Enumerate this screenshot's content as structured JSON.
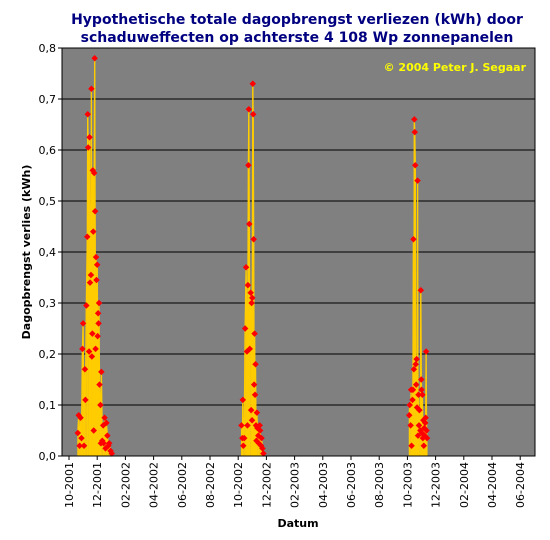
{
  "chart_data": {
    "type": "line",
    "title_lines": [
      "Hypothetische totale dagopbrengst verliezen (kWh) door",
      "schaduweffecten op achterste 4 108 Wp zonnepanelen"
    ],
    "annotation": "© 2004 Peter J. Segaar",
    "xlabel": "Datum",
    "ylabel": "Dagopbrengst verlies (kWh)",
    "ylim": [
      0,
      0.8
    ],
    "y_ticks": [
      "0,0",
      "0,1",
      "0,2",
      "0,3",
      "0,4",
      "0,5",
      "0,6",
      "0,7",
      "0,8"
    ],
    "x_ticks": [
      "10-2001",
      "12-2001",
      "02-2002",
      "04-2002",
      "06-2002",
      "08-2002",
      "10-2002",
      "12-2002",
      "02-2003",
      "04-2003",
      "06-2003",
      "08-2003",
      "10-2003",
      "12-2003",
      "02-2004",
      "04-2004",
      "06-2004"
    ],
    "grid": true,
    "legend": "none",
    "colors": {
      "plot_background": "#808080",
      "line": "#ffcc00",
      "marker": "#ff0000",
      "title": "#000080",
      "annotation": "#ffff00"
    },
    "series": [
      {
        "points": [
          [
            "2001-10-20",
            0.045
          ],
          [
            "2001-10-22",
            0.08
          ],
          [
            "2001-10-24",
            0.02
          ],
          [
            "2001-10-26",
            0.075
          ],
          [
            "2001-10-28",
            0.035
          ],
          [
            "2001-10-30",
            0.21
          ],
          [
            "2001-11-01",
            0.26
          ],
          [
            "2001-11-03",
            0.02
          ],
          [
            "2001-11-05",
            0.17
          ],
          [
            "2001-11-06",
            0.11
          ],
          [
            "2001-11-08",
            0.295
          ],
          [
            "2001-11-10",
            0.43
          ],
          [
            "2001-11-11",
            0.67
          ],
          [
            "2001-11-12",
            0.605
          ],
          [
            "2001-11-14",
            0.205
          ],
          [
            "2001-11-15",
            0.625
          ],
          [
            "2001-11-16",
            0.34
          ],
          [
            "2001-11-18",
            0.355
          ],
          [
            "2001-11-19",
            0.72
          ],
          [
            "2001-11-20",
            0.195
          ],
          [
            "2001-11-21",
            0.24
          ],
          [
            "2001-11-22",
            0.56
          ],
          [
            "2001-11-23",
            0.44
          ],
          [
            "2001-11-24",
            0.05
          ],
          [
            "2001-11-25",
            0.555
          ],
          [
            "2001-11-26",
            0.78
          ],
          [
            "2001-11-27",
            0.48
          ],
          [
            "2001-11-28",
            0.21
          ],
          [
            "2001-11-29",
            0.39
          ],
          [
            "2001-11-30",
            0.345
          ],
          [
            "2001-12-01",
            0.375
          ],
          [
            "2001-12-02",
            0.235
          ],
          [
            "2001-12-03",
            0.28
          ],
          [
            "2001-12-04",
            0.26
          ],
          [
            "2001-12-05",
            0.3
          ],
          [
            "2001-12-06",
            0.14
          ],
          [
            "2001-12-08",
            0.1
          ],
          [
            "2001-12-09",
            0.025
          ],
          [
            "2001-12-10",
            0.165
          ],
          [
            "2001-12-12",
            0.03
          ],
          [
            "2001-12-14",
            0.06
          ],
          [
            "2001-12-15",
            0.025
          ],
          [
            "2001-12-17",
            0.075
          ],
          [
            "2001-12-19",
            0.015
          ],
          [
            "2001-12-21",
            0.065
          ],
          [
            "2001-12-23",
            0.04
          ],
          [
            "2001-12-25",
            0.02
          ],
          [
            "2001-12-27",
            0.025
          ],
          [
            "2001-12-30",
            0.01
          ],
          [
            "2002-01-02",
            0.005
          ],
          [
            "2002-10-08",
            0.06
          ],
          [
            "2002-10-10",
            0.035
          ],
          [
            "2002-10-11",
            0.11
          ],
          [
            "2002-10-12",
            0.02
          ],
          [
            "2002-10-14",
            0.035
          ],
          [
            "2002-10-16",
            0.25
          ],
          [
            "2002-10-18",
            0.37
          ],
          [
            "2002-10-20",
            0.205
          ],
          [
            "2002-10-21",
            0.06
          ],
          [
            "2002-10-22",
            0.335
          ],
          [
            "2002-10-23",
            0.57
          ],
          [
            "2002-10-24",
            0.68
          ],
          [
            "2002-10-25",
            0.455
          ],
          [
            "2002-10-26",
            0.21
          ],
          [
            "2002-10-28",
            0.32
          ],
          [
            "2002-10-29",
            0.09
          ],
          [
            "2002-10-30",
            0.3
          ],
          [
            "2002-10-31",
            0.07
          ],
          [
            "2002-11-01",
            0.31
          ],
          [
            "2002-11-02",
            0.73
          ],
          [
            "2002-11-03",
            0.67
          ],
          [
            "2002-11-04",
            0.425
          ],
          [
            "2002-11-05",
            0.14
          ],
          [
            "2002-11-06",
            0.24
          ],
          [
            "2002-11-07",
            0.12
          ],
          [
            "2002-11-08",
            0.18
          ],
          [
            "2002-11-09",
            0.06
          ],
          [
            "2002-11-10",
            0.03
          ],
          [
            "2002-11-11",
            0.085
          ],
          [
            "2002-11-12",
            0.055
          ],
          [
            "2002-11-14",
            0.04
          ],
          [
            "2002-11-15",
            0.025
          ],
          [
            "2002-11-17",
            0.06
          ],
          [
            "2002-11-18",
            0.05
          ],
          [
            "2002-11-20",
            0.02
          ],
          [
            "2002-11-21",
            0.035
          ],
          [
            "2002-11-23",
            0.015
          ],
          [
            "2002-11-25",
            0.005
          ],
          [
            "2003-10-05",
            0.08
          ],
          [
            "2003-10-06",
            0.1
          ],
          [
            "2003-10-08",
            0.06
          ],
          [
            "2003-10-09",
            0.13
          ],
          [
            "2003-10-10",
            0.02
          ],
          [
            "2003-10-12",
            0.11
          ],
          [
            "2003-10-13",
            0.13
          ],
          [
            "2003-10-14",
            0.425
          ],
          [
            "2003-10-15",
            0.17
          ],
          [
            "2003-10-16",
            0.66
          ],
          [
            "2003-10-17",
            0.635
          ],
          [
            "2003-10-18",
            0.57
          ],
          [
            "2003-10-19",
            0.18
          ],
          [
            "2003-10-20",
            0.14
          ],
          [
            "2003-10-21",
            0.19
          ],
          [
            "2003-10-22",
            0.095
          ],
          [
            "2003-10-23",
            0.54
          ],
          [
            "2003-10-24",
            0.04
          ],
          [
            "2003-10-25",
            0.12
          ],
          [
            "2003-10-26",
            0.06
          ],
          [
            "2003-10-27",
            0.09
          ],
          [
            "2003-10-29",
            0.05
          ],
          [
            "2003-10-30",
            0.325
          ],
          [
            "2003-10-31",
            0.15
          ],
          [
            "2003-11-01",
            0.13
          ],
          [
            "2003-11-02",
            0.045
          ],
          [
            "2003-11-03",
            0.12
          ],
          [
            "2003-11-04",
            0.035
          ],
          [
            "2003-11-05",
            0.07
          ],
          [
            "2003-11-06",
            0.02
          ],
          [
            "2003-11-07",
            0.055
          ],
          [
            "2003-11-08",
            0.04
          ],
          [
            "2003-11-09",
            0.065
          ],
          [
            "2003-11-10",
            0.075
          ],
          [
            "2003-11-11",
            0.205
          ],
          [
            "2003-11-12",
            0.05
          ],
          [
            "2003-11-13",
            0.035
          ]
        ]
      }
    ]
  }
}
:::::
> [To do]: Copy out the records above in full, exactly as written, but not the pictures.

> [Solved exercise]:
Enumerate this screenshot's content as structured JSON.
{
  "chart_data": {
    "type": "line",
    "title_lines": [
      "Hypothetische totale dagopbrengst verliezen (kWh) door",
      "schaduweffecten op achterste 4 108 Wp zonnepanelen"
    ],
    "annotation": "© 2004 Peter J. Segaar",
    "xlabel": "Datum",
    "ylabel": "Dagopbrengst verlies (kWh)",
    "ylim": [
      0,
      0.8
    ],
    "y_ticks": [
      "0,0",
      "0,1",
      "0,2",
      "0,3",
      "0,4",
      "0,5",
      "0,6",
      "0,7",
      "0,8"
    ],
    "x_ticks": [
      "10-2001",
      "12-2001",
      "02-2002",
      "04-2002",
      "06-2002",
      "08-2002",
      "10-2002",
      "12-2002",
      "02-2003",
      "04-2003",
      "06-2003",
      "08-2003",
      "10-2003",
      "12-2003",
      "02-2004",
      "04-2004",
      "06-2004"
    ],
    "grid": true,
    "legend": "none",
    "colors": {
      "plot_background": "#808080",
      "line": "#ffcc00",
      "marker": "#ff0000",
      "title": "#000080",
      "annotation": "#ffff00"
    },
    "series": [
      {
        "points": [
          [
            "2001-10-20",
            0.045
          ],
          [
            "2001-10-22",
            0.08
          ],
          [
            "2001-10-24",
            0.02
          ],
          [
            "2001-10-26",
            0.075
          ],
          [
            "2001-10-28",
            0.035
          ],
          [
            "2001-10-30",
            0.21
          ],
          [
            "2001-11-01",
            0.26
          ],
          [
            "2001-11-03",
            0.02
          ],
          [
            "2001-11-05",
            0.17
          ],
          [
            "2001-11-06",
            0.11
          ],
          [
            "2001-11-08",
            0.295
          ],
          [
            "2001-11-10",
            0.43
          ],
          [
            "2001-11-11",
            0.67
          ],
          [
            "2001-11-12",
            0.605
          ],
          [
            "2001-11-14",
            0.205
          ],
          [
            "2001-11-15",
            0.625
          ],
          [
            "2001-11-16",
            0.34
          ],
          [
            "2001-11-18",
            0.355
          ],
          [
            "2001-11-19",
            0.72
          ],
          [
            "2001-11-20",
            0.195
          ],
          [
            "2001-11-21",
            0.24
          ],
          [
            "2001-11-22",
            0.56
          ],
          [
            "2001-11-23",
            0.44
          ],
          [
            "2001-11-24",
            0.05
          ],
          [
            "2001-11-25",
            0.555
          ],
          [
            "2001-11-26",
            0.78
          ],
          [
            "2001-11-27",
            0.48
          ],
          [
            "2001-11-28",
            0.21
          ],
          [
            "2001-11-29",
            0.39
          ],
          [
            "2001-11-30",
            0.345
          ],
          [
            "2001-12-01",
            0.375
          ],
          [
            "2001-12-02",
            0.235
          ],
          [
            "2001-12-03",
            0.28
          ],
          [
            "2001-12-04",
            0.26
          ],
          [
            "2001-12-05",
            0.3
          ],
          [
            "2001-12-06",
            0.14
          ],
          [
            "2001-12-08",
            0.1
          ],
          [
            "2001-12-09",
            0.025
          ],
          [
            "2001-12-10",
            0.165
          ],
          [
            "2001-12-12",
            0.03
          ],
          [
            "2001-12-14",
            0.06
          ],
          [
            "2001-12-15",
            0.025
          ],
          [
            "2001-12-17",
            0.075
          ],
          [
            "2001-12-19",
            0.015
          ],
          [
            "2001-12-21",
            0.065
          ],
          [
            "2001-12-23",
            0.04
          ],
          [
            "2001-12-25",
            0.02
          ],
          [
            "2001-12-27",
            0.025
          ],
          [
            "2001-12-30",
            0.01
          ],
          [
            "2002-01-02",
            0.005
          ],
          [
            "2002-10-08",
            0.06
          ],
          [
            "2002-10-10",
            0.035
          ],
          [
            "2002-10-11",
            0.11
          ],
          [
            "2002-10-12",
            0.02
          ],
          [
            "2002-10-14",
            0.035
          ],
          [
            "2002-10-16",
            0.25
          ],
          [
            "2002-10-18",
            0.37
          ],
          [
            "2002-10-20",
            0.205
          ],
          [
            "2002-10-21",
            0.06
          ],
          [
            "2002-10-22",
            0.335
          ],
          [
            "2002-10-23",
            0.57
          ],
          [
            "2002-10-24",
            0.68
          ],
          [
            "2002-10-25",
            0.455
          ],
          [
            "2002-10-26",
            0.21
          ],
          [
            "2002-10-28",
            0.32
          ],
          [
            "2002-10-29",
            0.09
          ],
          [
            "2002-10-30",
            0.3
          ],
          [
            "2002-10-31",
            0.07
          ],
          [
            "2002-11-01",
            0.31
          ],
          [
            "2002-11-02",
            0.73
          ],
          [
            "2002-11-03",
            0.67
          ],
          [
            "2002-11-04",
            0.425
          ],
          [
            "2002-11-05",
            0.14
          ],
          [
            "2002-11-06",
            0.24
          ],
          [
            "2002-11-07",
            0.12
          ],
          [
            "2002-11-08",
            0.18
          ],
          [
            "2002-11-09",
            0.06
          ],
          [
            "2002-11-10",
            0.03
          ],
          [
            "2002-11-11",
            0.085
          ],
          [
            "2002-11-12",
            0.055
          ],
          [
            "2002-11-14",
            0.04
          ],
          [
            "2002-11-15",
            0.025
          ],
          [
            "2002-11-17",
            0.06
          ],
          [
            "2002-11-18",
            0.05
          ],
          [
            "2002-11-20",
            0.02
          ],
          [
            "2002-11-21",
            0.035
          ],
          [
            "2002-11-23",
            0.015
          ],
          [
            "2002-11-25",
            0.005
          ],
          [
            "2003-10-05",
            0.08
          ],
          [
            "2003-10-06",
            0.1
          ],
          [
            "2003-10-08",
            0.06
          ],
          [
            "2003-10-09",
            0.13
          ],
          [
            "2003-10-10",
            0.02
          ],
          [
            "2003-10-12",
            0.11
          ],
          [
            "2003-10-13",
            0.13
          ],
          [
            "2003-10-14",
            0.425
          ],
          [
            "2003-10-15",
            0.17
          ],
          [
            "2003-10-16",
            0.66
          ],
          [
            "2003-10-17",
            0.635
          ],
          [
            "2003-10-18",
            0.57
          ],
          [
            "2003-10-19",
            0.18
          ],
          [
            "2003-10-20",
            0.14
          ],
          [
            "2003-10-21",
            0.19
          ],
          [
            "2003-10-22",
            0.095
          ],
          [
            "2003-10-23",
            0.54
          ],
          [
            "2003-10-24",
            0.04
          ],
          [
            "2003-10-25",
            0.12
          ],
          [
            "2003-10-26",
            0.06
          ],
          [
            "2003-10-27",
            0.09
          ],
          [
            "2003-10-29",
            0.05
          ],
          [
            "2003-10-30",
            0.325
          ],
          [
            "2003-10-31",
            0.15
          ],
          [
            "2003-11-01",
            0.13
          ],
          [
            "2003-11-02",
            0.045
          ],
          [
            "2003-11-03",
            0.12
          ],
          [
            "2003-11-04",
            0.035
          ],
          [
            "2003-11-05",
            0.07
          ],
          [
            "2003-11-06",
            0.02
          ],
          [
            "2003-11-07",
            0.055
          ],
          [
            "2003-11-08",
            0.04
          ],
          [
            "2003-11-09",
            0.065
          ],
          [
            "2003-11-10",
            0.075
          ],
          [
            "2003-11-11",
            0.205
          ],
          [
            "2003-11-12",
            0.05
          ],
          [
            "2003-11-13",
            0.035
          ]
        ]
      }
    ]
  }
}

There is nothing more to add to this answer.